**WHAT IS REQUIRED:**
Leave out the pictures and return every entry exactly as it appears.
>> start WORKING DATA
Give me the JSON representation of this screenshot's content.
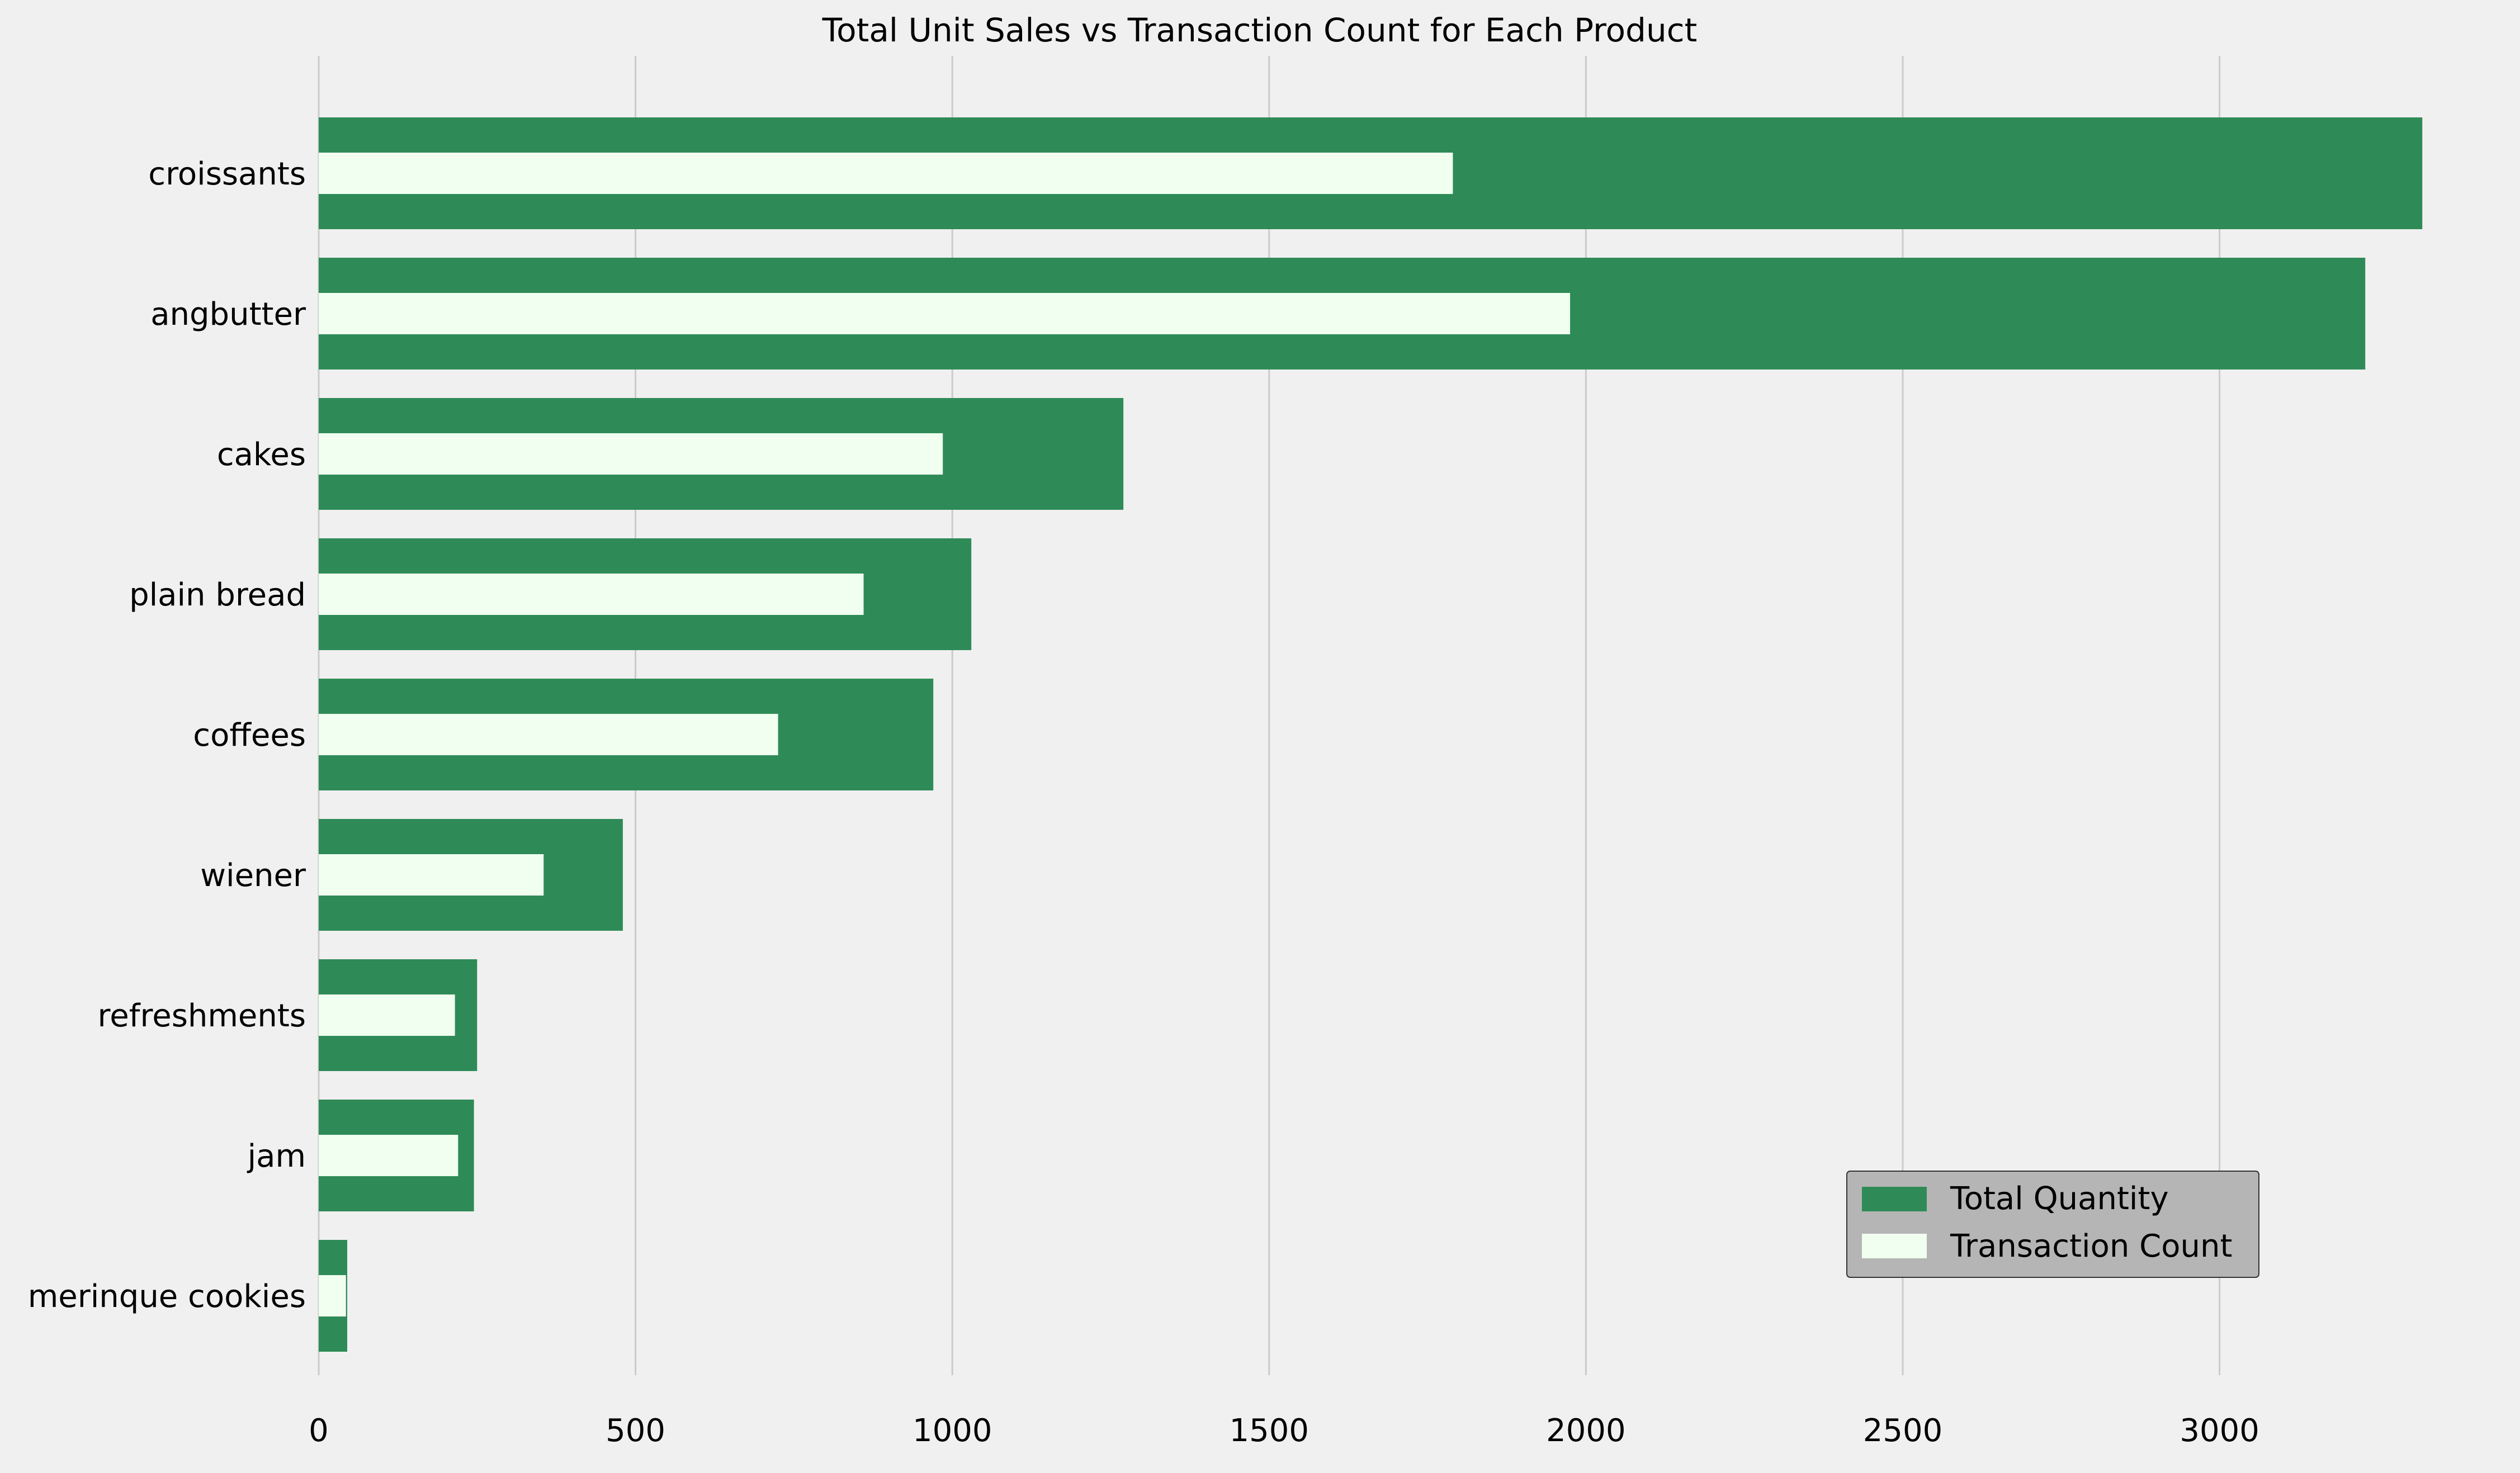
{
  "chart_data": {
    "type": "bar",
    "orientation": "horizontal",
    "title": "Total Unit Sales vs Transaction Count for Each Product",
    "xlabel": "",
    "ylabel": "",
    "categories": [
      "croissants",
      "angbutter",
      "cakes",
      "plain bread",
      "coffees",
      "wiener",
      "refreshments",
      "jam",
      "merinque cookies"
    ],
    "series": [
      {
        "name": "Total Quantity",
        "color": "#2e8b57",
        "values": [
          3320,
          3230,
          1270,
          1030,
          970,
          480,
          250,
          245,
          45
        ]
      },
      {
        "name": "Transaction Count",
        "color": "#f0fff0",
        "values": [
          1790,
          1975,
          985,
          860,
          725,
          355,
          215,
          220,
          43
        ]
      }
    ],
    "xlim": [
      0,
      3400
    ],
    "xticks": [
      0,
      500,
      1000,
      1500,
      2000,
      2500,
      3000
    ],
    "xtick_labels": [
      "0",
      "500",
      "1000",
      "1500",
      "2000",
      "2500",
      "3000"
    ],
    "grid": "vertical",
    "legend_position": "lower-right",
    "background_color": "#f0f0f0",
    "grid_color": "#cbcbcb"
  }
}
>> end WORKING DATA
**EXERCISE SOLUTION:**
Give me the JSON representation of this screenshot's content.
{
  "chart_data": {
    "type": "bar",
    "orientation": "horizontal",
    "title": "Total Unit Sales vs Transaction Count for Each Product",
    "xlabel": "",
    "ylabel": "",
    "categories": [
      "croissants",
      "angbutter",
      "cakes",
      "plain bread",
      "coffees",
      "wiener",
      "refreshments",
      "jam",
      "merinque cookies"
    ],
    "series": [
      {
        "name": "Total Quantity",
        "color": "#2e8b57",
        "values": [
          3320,
          3230,
          1270,
          1030,
          970,
          480,
          250,
          245,
          45
        ]
      },
      {
        "name": "Transaction Count",
        "color": "#f0fff0",
        "values": [
          1790,
          1975,
          985,
          860,
          725,
          355,
          215,
          220,
          43
        ]
      }
    ],
    "xlim": [
      0,
      3400
    ],
    "xticks": [
      0,
      500,
      1000,
      1500,
      2000,
      2500,
      3000
    ],
    "xtick_labels": [
      "0",
      "500",
      "1000",
      "1500",
      "2000",
      "2500",
      "3000"
    ],
    "grid": "vertical",
    "legend_position": "lower-right",
    "background_color": "#f0f0f0",
    "grid_color": "#cbcbcb"
  }
}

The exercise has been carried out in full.